Extracted records:
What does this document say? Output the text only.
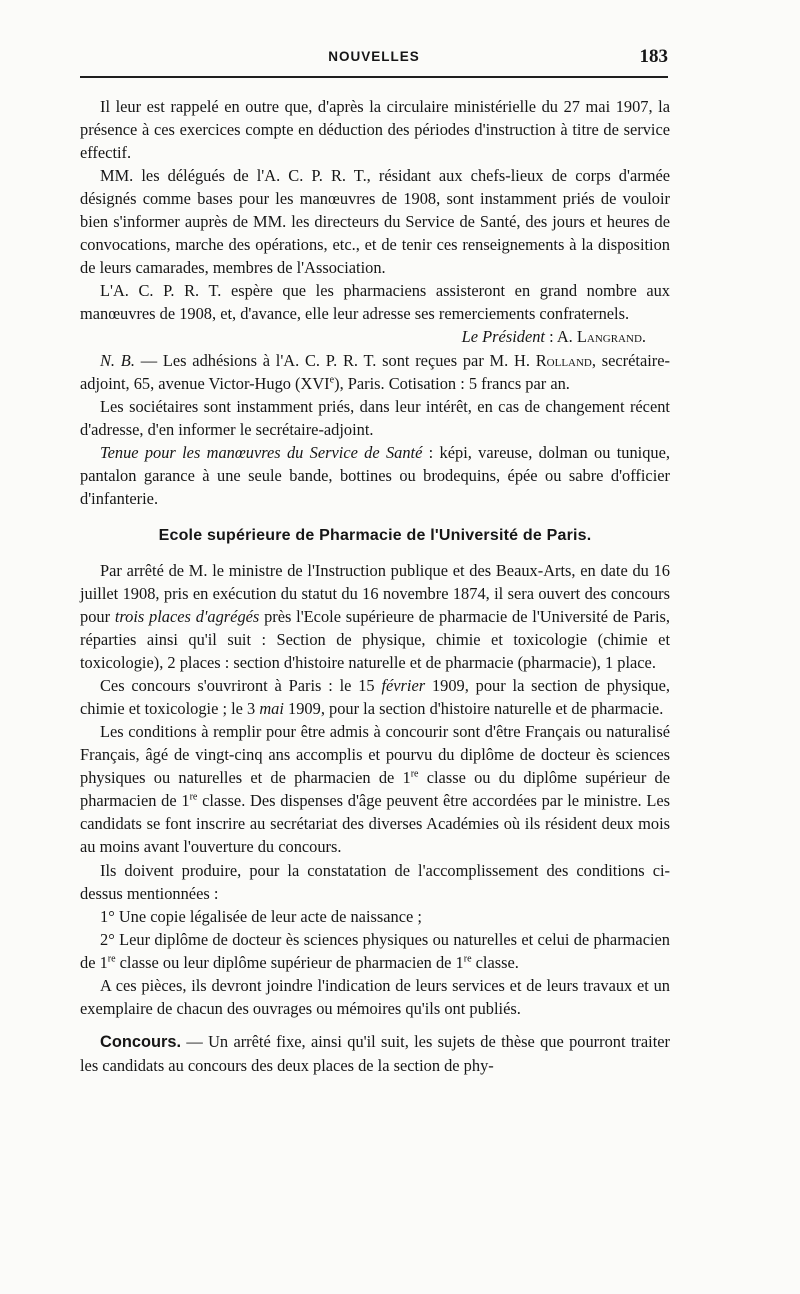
NOUVELLES	183

Il leur est rappelé en outre que, d'après la circulaire ministérielle du 27 mai 1907, la présence à ces exercices compte en déduction des périodes d'instruction à titre de service effectif.

MM. les délégués de l'A. C. P. R. T., résidant aux chefs-lieux de corps d'armée désignés comme bases pour les manœuvres de 1908, sont instamment priés de vouloir bien s'informer auprès de MM. les directeurs du Service de Santé, des jours et heures de convocations, marche des opérations, etc., et de tenir ces renseignements à la disposition de leurs camarades, membres de l'Association.

L'A. C. P. R. T. espère que les pharmaciens assisteront en grand nombre aux manœuvres de 1908, et, d'avance, elle leur adresse ses remerciements confraternels.

Le Président : A. Langrand.

N. B. — Les adhésions à l'A. C. P. R. T. sont reçues par M. H. Rolland, secrétaire-adjoint, 65, avenue Victor-Hugo (XVIe), Paris. Cotisation : 5 francs par an.

Les sociétaires sont instamment priés, dans leur intérêt, en cas de changement récent d'adresse, d'en informer le secrétaire-adjoint.

Tenue pour les manœuvres du Service de Santé : képi, vareuse, dolman ou tunique, pantalon garance à une seule bande, bottines ou brodequins, épée ou sabre d'officier d'infanterie.

Ecole supérieure de Pharmacie de l'Université de Paris.

Par arrêté de M. le ministre de l'Instruction publique et des Beaux-Arts, en date du 16 juillet 1908, pris en exécution du statut du 16 novembre 1874, il sera ouvert des concours pour trois places d'agrégés près l'Ecole supérieure de pharmacie de l'Université de Paris, réparties ainsi qu'il suit : Section de physique, chimie et toxicologie (chimie et toxicologie), 2 places : section d'histoire naturelle et de pharmacie (pharmacie), 1 place.

Ces concours s'ouvriront à Paris : le 15 février 1909, pour la section de physique, chimie et toxicologie ; le 3 mai 1909, pour la section d'histoire naturelle et de pharmacie.

Les conditions à remplir pour être admis à concourir sont d'être Français ou naturalisé Français, âgé de vingt-cinq ans accomplis et pourvu du diplôme de docteur ès sciences physiques ou naturelles et de pharmacien de 1re classe ou du diplôme supérieur de pharmacien de 1re classe. Des dispenses d'âge peuvent être accordées par le ministre. Les candidats se font inscrire au secrétariat des diverses Académies où ils résident deux mois au moins avant l'ouverture du concours.

Ils doivent produire, pour la constatation de l'accomplissement des conditions ci-dessus mentionnées :

1° Une copie légalisée de leur acte de naissance ;

2° Leur diplôme de docteur ès sciences physiques ou naturelles et celui de pharmacien de 1re classe ou leur diplôme supérieur de pharmacien de 1re classe.

A ces pièces, ils devront joindre l'indication de leurs services et de leurs travaux et un exemplaire de chacun des ouvrages ou mémoires qu'ils ont publiés.

Concours. — Un arrêté fixe, ainsi qu'il suit, les sujets de thèse que pourront traiter les candidats au concours des deux places de la section de phy-
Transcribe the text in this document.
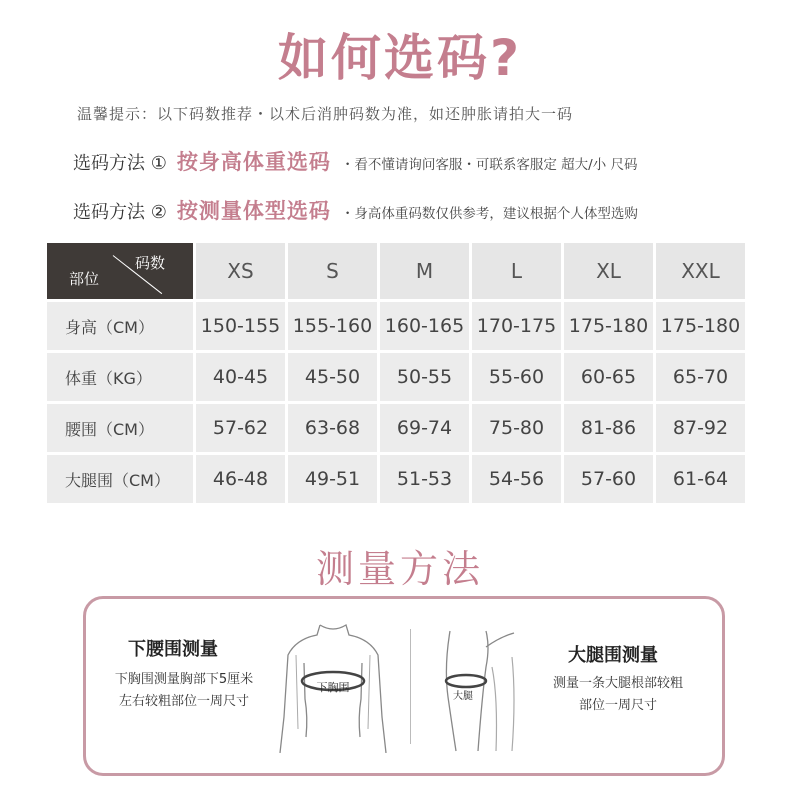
如何选码?
温馨提示：以下码数推荐・以术后消肿码数为准，如还肿胀请拍大一码
选码方法 ① 按身高体重选码 ・看不懂请询问客服・可联系客服定 超大/小 尺码
选码方法 ② 按测量体型选码 ・身高体重码数仅供参考，建议根据个人体型选购
部位
码数	XS	S	M	L	XL	XXL
身高（CM）	150-155	155-160	160-165	170-175	175-180	175-180
体重（KG）	40-45	45-50	50-55	55-60	60-65	65-70
腰围（CM）	57-62	63-68	69-74	75-80	81-86	87-92
大腿围（CM）	46-48	49-51	51-53	54-56	57-60	61-64
测量方法
下腰围测量
下胸围测量胸部下5厘米
左右较粗部位一周尺寸
下胸围
大腿
大腿围测量
测量一条大腿根部较粗
部位一周尺寸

## Task goal:
Report how many lines in the entries hold the string "leurs". Nothing but the number is wanted.

## Task solution:
2